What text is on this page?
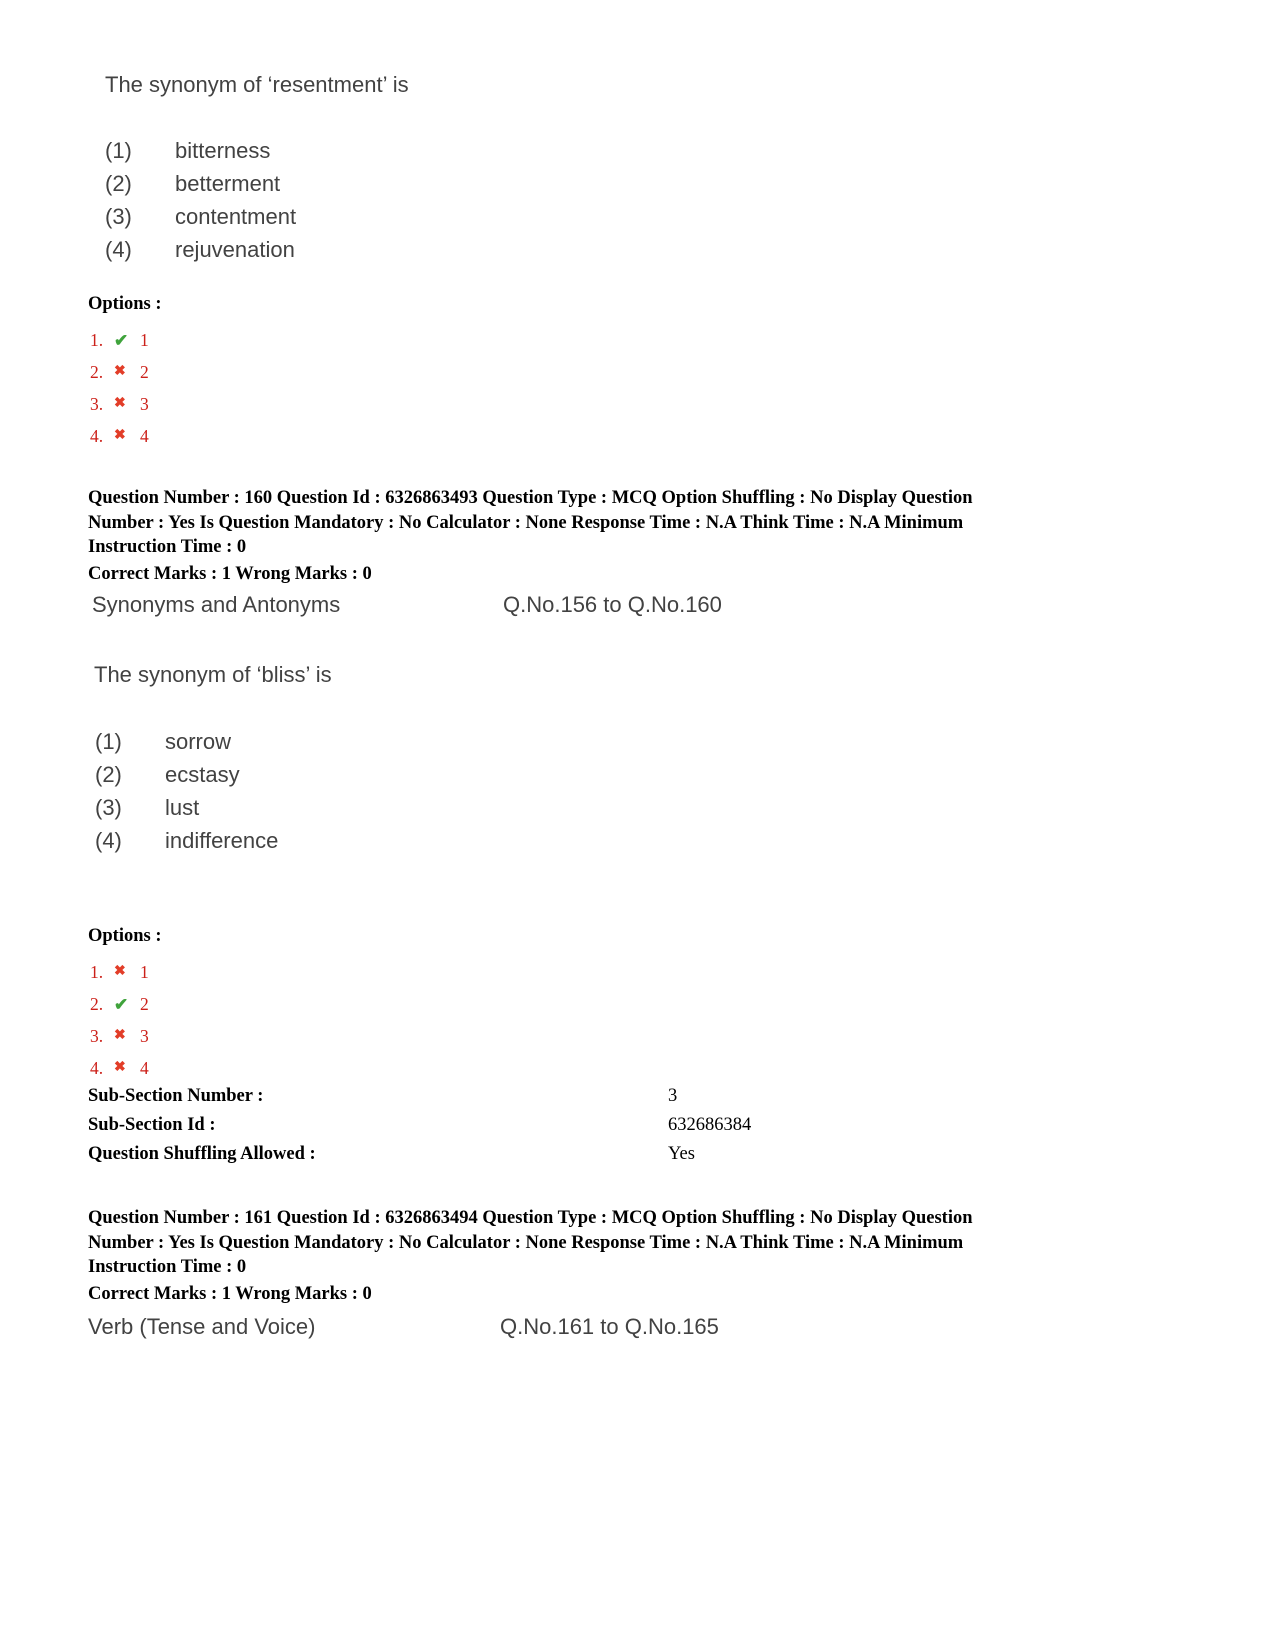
The synonym of ‘resentment’ is
(1)	bitterness
(2)	betterment
(3)	contentment
(4)	rejuvenation
Options :
1. ✔ 1
2. ✖ 2
3. ✖ 3
4. ✖ 4
Question Number : 160 Question Id : 6326863493 Question Type : MCQ Option Shuffling : No Display Question
Number : Yes Is Question Mandatory : No Calculator : None Response Time : N.A Think Time : N.A Minimum
Instruction Time : 0
Correct Marks : 1 Wrong Marks : 0
Synonyms and Antonyms	Q.No.156 to Q.No.160
The synonym of ‘bliss’ is
(1)	sorrow
(2)	ecstasy
(3)	lust
(4)	indifference
Options :
1. ✖ 1
2. ✔ 2
3. ✖ 3
4. ✖ 4
Sub-Section Number :	3
Sub-Section Id :	632686384
Question Shuffling Allowed :	Yes
Question Number : 161 Question Id : 6326863494 Question Type : MCQ Option Shuffling : No Display Question
Number : Yes Is Question Mandatory : No Calculator : None Response Time : N.A Think Time : N.A Minimum
Instruction Time : 0
Correct Marks : 1 Wrong Marks : 0
Verb (Tense and Voice)	Q.No.161 to Q.No.165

Problem to solve. Check each line of the data above for the word "Shuffling", then state how many lines have it. Give the number alone.

Correct answer. 3